_What is asked_. Can you update the rows below, starting at the first one and ending at the one containing "svg-text:;Г: ;Г: [512, 1620, 532, 1643]", by replacing "marks" with "ticks" and leaving everything else unchanged?

_Raw records_.
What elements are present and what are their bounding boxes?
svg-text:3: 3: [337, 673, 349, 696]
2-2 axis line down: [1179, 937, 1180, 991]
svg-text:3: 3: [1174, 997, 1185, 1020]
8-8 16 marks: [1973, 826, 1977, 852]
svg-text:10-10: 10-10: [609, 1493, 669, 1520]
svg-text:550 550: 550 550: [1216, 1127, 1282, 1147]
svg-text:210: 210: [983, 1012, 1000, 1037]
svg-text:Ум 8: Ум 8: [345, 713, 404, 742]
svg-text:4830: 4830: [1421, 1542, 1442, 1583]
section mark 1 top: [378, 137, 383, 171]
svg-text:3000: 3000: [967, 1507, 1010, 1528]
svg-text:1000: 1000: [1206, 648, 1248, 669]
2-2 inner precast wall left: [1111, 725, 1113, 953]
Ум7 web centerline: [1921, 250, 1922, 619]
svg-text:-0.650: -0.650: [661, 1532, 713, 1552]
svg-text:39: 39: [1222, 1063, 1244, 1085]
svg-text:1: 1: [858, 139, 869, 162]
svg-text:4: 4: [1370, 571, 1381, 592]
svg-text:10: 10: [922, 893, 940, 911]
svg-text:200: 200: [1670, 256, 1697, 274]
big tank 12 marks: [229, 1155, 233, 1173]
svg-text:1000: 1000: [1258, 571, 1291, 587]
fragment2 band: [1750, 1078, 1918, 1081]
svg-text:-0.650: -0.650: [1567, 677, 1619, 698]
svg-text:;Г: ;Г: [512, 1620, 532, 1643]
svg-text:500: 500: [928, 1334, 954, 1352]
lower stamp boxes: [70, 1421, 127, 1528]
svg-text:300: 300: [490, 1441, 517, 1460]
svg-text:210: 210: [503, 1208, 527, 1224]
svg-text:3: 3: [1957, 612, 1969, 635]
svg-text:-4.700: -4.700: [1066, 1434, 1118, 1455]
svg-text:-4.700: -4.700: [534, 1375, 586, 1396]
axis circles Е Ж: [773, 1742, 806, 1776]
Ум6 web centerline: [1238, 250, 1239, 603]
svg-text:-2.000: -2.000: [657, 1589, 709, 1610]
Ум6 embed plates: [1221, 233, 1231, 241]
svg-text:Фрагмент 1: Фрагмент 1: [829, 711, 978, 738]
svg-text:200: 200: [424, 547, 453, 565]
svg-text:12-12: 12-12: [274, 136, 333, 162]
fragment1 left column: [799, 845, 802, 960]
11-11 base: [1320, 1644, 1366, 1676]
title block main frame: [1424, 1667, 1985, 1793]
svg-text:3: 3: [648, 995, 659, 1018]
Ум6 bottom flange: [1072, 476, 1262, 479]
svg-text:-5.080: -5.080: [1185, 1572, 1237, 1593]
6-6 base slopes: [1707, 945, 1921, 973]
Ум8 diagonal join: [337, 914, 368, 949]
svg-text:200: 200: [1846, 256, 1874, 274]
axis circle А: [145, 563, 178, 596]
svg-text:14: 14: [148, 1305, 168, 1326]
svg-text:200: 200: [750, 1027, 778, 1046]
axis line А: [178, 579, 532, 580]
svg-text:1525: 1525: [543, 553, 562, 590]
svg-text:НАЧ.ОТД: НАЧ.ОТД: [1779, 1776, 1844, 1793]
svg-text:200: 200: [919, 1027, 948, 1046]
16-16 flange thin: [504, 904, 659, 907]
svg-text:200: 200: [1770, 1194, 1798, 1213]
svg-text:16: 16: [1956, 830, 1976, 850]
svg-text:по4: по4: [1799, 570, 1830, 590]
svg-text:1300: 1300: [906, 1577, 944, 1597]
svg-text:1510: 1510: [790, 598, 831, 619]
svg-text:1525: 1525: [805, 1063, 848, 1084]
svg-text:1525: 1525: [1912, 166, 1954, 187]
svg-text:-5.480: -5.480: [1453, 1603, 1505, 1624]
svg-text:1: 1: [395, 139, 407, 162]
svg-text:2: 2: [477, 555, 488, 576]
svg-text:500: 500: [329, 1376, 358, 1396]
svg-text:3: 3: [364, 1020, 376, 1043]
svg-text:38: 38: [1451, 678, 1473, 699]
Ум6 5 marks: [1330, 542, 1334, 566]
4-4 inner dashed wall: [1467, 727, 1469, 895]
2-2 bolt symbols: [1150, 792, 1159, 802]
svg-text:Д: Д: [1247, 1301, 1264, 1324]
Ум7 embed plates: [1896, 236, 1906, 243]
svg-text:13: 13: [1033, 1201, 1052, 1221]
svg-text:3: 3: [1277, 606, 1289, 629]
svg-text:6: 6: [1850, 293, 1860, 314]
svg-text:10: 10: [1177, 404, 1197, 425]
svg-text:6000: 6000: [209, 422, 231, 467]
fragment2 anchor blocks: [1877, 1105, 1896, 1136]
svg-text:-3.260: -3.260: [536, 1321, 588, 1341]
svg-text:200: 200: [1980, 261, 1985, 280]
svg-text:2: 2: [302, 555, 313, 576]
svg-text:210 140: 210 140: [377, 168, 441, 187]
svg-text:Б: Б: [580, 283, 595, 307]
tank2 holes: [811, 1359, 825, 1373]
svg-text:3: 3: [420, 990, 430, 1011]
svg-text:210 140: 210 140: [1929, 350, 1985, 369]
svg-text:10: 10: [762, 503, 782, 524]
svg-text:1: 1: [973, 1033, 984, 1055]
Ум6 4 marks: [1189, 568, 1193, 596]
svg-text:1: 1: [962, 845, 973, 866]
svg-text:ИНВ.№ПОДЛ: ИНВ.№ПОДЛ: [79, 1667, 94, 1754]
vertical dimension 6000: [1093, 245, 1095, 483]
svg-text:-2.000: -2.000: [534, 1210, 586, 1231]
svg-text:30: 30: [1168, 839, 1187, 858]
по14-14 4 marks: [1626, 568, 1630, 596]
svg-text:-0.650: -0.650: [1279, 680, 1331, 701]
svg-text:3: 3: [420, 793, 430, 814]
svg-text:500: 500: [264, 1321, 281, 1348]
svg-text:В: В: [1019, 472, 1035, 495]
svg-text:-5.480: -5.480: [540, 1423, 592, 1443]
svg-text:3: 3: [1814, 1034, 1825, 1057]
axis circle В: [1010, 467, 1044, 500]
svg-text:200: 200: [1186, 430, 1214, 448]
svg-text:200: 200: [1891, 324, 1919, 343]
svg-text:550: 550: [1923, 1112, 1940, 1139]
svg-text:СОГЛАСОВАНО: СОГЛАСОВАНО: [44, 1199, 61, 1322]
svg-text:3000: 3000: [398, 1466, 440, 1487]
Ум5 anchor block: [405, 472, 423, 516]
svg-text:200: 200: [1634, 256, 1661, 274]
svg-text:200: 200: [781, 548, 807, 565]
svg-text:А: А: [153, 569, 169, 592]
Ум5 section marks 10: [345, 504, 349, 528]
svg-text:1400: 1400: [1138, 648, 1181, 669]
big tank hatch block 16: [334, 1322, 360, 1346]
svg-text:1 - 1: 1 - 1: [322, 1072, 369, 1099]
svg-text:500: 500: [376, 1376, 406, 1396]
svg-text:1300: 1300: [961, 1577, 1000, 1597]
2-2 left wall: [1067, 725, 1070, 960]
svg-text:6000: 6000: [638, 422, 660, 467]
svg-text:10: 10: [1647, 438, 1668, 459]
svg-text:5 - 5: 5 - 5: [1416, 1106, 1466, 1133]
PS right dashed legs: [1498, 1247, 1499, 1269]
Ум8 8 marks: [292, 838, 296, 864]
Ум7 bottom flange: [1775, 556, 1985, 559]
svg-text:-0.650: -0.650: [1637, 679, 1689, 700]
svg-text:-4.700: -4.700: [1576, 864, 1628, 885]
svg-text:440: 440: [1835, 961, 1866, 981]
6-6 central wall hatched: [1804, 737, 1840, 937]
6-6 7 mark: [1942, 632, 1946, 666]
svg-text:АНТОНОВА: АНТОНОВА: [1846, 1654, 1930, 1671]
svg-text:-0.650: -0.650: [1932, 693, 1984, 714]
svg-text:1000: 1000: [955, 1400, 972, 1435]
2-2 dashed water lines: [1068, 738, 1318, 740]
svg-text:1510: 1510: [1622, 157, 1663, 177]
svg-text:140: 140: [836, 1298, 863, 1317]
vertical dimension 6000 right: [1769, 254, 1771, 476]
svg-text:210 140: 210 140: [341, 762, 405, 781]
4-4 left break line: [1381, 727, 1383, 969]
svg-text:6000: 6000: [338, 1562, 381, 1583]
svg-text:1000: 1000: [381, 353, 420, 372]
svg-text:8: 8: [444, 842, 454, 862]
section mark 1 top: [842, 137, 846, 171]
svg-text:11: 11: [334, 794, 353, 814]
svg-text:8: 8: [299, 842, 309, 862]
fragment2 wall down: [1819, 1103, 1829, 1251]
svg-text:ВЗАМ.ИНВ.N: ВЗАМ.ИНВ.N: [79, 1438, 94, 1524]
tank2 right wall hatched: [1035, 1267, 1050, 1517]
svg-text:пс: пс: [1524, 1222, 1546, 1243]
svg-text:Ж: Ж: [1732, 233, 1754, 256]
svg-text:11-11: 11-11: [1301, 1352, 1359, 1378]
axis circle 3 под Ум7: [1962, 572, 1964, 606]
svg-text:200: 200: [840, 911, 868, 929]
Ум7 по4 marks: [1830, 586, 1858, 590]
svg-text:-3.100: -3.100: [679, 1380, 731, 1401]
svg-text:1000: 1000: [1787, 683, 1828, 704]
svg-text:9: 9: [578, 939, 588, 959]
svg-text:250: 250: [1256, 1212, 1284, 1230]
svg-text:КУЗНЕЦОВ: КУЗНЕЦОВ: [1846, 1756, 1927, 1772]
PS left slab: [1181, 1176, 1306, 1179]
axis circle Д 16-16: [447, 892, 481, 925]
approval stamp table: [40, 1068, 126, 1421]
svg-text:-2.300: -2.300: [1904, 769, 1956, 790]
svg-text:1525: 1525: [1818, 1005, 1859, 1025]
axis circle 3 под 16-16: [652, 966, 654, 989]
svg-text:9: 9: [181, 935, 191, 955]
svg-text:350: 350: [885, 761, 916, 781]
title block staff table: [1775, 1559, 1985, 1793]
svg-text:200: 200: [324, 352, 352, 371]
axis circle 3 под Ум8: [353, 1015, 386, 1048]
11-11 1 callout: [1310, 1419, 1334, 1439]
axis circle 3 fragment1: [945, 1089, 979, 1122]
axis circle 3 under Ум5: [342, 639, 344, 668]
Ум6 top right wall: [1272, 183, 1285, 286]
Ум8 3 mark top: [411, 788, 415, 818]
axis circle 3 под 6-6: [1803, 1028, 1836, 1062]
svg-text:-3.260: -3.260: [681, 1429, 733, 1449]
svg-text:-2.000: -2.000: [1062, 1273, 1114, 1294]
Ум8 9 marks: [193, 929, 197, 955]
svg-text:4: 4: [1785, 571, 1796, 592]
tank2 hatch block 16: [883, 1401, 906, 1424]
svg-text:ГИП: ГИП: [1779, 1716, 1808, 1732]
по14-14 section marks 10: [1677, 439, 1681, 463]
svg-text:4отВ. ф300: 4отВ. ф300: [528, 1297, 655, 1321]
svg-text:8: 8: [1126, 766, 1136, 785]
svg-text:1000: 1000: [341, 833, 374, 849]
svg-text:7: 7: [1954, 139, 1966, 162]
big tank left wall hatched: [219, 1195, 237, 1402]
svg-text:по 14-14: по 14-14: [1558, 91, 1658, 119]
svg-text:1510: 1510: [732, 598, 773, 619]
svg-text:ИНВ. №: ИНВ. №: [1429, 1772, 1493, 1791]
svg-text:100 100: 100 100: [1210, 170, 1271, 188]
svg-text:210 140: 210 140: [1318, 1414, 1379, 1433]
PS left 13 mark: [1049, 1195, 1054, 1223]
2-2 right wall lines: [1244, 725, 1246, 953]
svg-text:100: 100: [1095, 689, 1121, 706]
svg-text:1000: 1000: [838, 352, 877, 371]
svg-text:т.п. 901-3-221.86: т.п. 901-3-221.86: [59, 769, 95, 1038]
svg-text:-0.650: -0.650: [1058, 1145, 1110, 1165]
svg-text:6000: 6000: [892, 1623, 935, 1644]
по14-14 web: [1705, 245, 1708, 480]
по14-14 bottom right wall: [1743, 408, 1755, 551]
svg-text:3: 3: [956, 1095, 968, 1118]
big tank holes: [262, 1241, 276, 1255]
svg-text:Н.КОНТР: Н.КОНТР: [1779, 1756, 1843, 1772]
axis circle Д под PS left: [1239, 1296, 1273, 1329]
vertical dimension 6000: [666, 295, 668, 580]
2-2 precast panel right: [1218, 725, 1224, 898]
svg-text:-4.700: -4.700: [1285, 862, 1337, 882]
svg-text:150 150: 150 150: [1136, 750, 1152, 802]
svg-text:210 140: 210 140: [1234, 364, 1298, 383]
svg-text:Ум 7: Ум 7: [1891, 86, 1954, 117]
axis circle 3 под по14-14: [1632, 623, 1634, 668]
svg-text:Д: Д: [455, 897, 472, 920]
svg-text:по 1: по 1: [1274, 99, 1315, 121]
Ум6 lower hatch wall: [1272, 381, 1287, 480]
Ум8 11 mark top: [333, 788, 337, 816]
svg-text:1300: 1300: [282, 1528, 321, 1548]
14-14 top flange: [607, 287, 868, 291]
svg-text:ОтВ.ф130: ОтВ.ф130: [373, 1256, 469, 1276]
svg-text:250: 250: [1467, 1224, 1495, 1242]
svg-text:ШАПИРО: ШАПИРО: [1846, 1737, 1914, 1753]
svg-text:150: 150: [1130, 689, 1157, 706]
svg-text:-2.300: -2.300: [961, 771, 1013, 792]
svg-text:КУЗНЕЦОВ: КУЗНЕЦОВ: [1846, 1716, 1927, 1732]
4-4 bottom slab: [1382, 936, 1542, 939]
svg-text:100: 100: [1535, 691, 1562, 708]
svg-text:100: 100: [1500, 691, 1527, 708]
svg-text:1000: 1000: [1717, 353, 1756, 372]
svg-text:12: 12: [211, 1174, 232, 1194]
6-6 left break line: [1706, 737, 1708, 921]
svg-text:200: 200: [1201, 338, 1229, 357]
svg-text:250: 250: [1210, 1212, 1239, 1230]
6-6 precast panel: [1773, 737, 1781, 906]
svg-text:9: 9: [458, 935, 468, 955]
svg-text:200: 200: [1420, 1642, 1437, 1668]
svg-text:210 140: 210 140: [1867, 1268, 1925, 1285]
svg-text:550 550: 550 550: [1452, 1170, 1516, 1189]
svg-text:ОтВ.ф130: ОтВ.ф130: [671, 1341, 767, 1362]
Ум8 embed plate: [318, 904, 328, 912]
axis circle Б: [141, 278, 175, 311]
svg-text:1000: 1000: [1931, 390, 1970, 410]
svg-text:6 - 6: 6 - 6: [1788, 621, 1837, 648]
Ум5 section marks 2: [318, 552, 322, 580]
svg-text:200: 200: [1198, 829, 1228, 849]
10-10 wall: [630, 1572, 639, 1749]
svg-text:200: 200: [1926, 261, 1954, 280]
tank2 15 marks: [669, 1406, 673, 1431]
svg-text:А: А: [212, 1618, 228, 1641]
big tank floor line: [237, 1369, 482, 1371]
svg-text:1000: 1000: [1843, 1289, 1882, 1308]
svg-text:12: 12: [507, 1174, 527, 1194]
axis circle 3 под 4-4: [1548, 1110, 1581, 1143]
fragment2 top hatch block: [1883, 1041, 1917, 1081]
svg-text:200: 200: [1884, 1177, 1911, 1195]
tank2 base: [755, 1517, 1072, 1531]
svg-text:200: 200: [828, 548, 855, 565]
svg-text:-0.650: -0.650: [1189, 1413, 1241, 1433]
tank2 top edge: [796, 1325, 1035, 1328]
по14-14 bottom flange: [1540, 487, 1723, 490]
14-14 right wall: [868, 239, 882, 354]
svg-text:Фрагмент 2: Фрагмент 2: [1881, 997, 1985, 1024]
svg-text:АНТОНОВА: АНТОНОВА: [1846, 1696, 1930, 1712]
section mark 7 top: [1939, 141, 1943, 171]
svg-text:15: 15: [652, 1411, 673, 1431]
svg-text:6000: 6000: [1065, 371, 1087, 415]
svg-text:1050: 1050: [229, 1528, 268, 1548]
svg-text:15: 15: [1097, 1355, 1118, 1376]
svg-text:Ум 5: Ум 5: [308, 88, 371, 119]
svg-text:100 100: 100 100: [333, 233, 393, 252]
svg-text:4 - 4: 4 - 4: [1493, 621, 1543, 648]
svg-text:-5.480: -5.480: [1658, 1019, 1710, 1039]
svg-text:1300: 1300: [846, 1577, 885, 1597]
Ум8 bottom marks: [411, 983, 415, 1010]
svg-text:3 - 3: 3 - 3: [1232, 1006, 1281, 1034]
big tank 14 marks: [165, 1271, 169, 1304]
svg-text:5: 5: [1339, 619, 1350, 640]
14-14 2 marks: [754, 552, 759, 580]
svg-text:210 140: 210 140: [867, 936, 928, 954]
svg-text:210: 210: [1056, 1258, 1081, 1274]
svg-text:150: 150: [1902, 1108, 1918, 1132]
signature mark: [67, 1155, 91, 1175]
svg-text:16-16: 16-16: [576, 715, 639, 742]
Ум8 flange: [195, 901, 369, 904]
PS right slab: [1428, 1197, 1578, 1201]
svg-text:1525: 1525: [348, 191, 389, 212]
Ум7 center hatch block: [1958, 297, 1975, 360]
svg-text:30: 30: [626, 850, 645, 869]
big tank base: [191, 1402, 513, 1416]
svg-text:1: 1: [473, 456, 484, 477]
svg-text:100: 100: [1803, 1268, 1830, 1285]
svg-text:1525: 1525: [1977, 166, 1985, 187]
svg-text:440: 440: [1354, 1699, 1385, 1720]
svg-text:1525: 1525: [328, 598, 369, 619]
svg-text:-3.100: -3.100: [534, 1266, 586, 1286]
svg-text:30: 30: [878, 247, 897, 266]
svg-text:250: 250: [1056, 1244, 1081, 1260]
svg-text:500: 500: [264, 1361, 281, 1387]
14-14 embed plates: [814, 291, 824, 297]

_Finished task_.
What elements are present and what are their bounding boxes?
svg-text:3: 3: [337, 673, 349, 696]
2-2 axis line down: [1179, 937, 1180, 991]
svg-text:3: 3: [1174, 997, 1185, 1020]
8-8 16 ticks: [1973, 826, 1977, 852]
svg-text:10-10: 10-10: [609, 1493, 669, 1520]
svg-text:550 550: 550 550: [1216, 1127, 1282, 1147]
svg-text:210: 210: [983, 1012, 1000, 1037]
svg-text:Ум 8: Ум 8: [345, 713, 404, 742]
svg-text:4830: 4830: [1421, 1542, 1442, 1583]
section mark 1 top: [378, 137, 383, 171]
svg-text:3000: 3000: [967, 1507, 1010, 1528]
svg-text:1000: 1000: [1206, 648, 1248, 669]
2-2 inner precast wall left: [1111, 725, 1113, 953]
Ум7 web centerline: [1921, 250, 1922, 619]
svg-text:-0.650: -0.650: [661, 1532, 713, 1552]
svg-text:39: 39: [1222, 1063, 1244, 1085]
svg-text:1: 1: [858, 139, 869, 162]
svg-text:4: 4: [1370, 571, 1381, 592]
svg-text:10: 10: [922, 893, 940, 911]
svg-text:200: 200: [1670, 256, 1697, 274]
big tank 12 ticks: [229, 1155, 233, 1173]
svg-text:1000: 1000: [1258, 571, 1291, 587]
fragment2 band: [1750, 1078, 1918, 1081]
svg-text:-0.650: -0.650: [1567, 677, 1619, 698]
svg-text:;Г: ;Г: [512, 1620, 532, 1643]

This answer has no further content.